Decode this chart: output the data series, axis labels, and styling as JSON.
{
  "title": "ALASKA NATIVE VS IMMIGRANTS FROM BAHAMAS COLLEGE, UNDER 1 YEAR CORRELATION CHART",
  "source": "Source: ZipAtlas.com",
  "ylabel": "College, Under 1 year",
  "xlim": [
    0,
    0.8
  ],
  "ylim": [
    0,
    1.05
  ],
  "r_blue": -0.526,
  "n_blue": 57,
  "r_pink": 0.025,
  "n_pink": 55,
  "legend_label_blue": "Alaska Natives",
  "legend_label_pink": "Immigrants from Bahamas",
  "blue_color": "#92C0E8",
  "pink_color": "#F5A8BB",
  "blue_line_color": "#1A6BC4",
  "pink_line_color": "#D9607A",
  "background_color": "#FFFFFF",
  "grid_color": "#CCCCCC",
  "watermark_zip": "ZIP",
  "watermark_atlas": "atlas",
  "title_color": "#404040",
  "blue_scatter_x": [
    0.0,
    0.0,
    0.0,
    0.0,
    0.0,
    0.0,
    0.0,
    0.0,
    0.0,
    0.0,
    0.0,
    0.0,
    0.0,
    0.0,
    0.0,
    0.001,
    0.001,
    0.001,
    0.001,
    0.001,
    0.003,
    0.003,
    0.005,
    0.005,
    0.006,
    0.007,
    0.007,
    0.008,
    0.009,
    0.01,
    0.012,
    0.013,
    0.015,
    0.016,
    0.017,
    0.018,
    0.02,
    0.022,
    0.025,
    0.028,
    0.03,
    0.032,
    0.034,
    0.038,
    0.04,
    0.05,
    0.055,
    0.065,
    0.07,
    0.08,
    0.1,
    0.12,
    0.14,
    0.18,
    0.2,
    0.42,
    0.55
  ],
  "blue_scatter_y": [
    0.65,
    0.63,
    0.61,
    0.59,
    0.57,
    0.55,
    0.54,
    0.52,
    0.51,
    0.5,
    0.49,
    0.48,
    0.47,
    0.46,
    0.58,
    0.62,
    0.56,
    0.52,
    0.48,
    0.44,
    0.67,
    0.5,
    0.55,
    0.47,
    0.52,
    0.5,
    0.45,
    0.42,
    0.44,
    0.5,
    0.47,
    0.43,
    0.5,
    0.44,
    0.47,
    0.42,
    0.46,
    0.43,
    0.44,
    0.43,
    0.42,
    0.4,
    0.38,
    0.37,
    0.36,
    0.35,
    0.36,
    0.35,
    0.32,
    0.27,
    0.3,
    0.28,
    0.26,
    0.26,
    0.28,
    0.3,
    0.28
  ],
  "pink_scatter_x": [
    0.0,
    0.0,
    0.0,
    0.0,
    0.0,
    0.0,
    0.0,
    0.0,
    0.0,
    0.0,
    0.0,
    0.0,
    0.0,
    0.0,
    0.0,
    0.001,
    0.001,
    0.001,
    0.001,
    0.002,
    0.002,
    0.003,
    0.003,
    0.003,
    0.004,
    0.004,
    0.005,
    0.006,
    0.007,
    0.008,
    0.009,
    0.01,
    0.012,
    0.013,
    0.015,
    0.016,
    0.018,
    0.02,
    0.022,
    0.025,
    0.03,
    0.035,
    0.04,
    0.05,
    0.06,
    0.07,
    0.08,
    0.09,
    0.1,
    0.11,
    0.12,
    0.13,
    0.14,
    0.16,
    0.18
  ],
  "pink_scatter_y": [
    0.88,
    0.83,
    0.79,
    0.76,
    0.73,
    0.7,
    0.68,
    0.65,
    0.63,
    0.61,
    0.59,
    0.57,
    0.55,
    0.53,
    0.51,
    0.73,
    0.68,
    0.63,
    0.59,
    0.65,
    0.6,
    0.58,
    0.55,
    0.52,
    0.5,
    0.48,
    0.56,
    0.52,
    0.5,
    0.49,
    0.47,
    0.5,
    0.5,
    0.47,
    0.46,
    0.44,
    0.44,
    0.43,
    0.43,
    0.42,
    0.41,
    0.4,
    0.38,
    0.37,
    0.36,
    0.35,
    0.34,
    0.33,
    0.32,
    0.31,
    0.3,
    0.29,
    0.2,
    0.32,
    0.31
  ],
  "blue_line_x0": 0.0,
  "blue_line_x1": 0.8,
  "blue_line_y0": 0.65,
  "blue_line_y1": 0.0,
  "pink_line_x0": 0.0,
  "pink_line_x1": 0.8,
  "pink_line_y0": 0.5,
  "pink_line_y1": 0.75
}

□ □ □ □ □ □ □

> **What the task asks**
Print all of the entries exactly as they appear.

> **Written reply**
Decode this chart: output the data series, axis labels, and styling as JSON.
{
  "title": "ALASKA NATIVE VS IMMIGRANTS FROM BAHAMAS COLLEGE, UNDER 1 YEAR CORRELATION CHART",
  "source": "Source: ZipAtlas.com",
  "ylabel": "College, Under 1 year",
  "xlim": [
    0,
    0.8
  ],
  "ylim": [
    0,
    1.05
  ],
  "r_blue": -0.526,
  "n_blue": 57,
  "r_pink": 0.025,
  "n_pink": 55,
  "legend_label_blue": "Alaska Natives",
  "legend_label_pink": "Immigrants from Bahamas",
  "blue_color": "#92C0E8",
  "pink_color": "#F5A8BB",
  "blue_line_color": "#1A6BC4",
  "pink_line_color": "#D9607A",
  "background_color": "#FFFFFF",
  "grid_color": "#CCCCCC",
  "watermark_zip": "ZIP",
  "watermark_atlas": "atlas",
  "title_color": "#404040",
  "blue_scatter_x": [
    0.0,
    0.0,
    0.0,
    0.0,
    0.0,
    0.0,
    0.0,
    0.0,
    0.0,
    0.0,
    0.0,
    0.0,
    0.0,
    0.0,
    0.0,
    0.001,
    0.001,
    0.001,
    0.001,
    0.001,
    0.003,
    0.003,
    0.005,
    0.005,
    0.006,
    0.007,
    0.007,
    0.008,
    0.009,
    0.01,
    0.012,
    0.013,
    0.015,
    0.016,
    0.017,
    0.018,
    0.02,
    0.022,
    0.025,
    0.028,
    0.03,
    0.032,
    0.034,
    0.038,
    0.04,
    0.05,
    0.055,
    0.065,
    0.07,
    0.08,
    0.1,
    0.12,
    0.14,
    0.18,
    0.2,
    0.42,
    0.55
  ],
  "blue_scatter_y": [
    0.65,
    0.63,
    0.61,
    0.59,
    0.57,
    0.55,
    0.54,
    0.52,
    0.51,
    0.5,
    0.49,
    0.48,
    0.47,
    0.46,
    0.58,
    0.62,
    0.56,
    0.52,
    0.48,
    0.44,
    0.67,
    0.5,
    0.55,
    0.47,
    0.52,
    0.5,
    0.45,
    0.42,
    0.44,
    0.5,
    0.47,
    0.43,
    0.5,
    0.44,
    0.47,
    0.42,
    0.46,
    0.43,
    0.44,
    0.43,
    0.42,
    0.4,
    0.38,
    0.37,
    0.36,
    0.35,
    0.36,
    0.35,
    0.32,
    0.27,
    0.3,
    0.28,
    0.26,
    0.26,
    0.28,
    0.3,
    0.28
  ],
  "pink_scatter_x": [
    0.0,
    0.0,
    0.0,
    0.0,
    0.0,
    0.0,
    0.0,
    0.0,
    0.0,
    0.0,
    0.0,
    0.0,
    0.0,
    0.0,
    0.0,
    0.001,
    0.001,
    0.001,
    0.001,
    0.002,
    0.002,
    0.003,
    0.003,
    0.003,
    0.004,
    0.004,
    0.005,
    0.006,
    0.007,
    0.008,
    0.009,
    0.01,
    0.012,
    0.013,
    0.015,
    0.016,
    0.018,
    0.02,
    0.022,
    0.025,
    0.03,
    0.035,
    0.04,
    0.05,
    0.06,
    0.07,
    0.08,
    0.09,
    0.1,
    0.11,
    0.12,
    0.13,
    0.14,
    0.16,
    0.18
  ],
  "pink_scatter_y": [
    0.88,
    0.83,
    0.79,
    0.76,
    0.73,
    0.7,
    0.68,
    0.65,
    0.63,
    0.61,
    0.59,
    0.57,
    0.55,
    0.53,
    0.51,
    0.73,
    0.68,
    0.63,
    0.59,
    0.65,
    0.6,
    0.58,
    0.55,
    0.52,
    0.5,
    0.48,
    0.56,
    0.52,
    0.5,
    0.49,
    0.47,
    0.5,
    0.5,
    0.47,
    0.46,
    0.44,
    0.44,
    0.43,
    0.43,
    0.42,
    0.41,
    0.4,
    0.38,
    0.37,
    0.36,
    0.35,
    0.34,
    0.33,
    0.32,
    0.31,
    0.3,
    0.29,
    0.2,
    0.32,
    0.31
  ],
  "blue_line_x0": 0.0,
  "blue_line_x1": 0.8,
  "blue_line_y0": 0.65,
  "blue_line_y1": 0.0,
  "pink_line_x0": 0.0,
  "pink_line_x1": 0.8,
  "pink_line_y0": 0.5,
  "pink_line_y1": 0.75
}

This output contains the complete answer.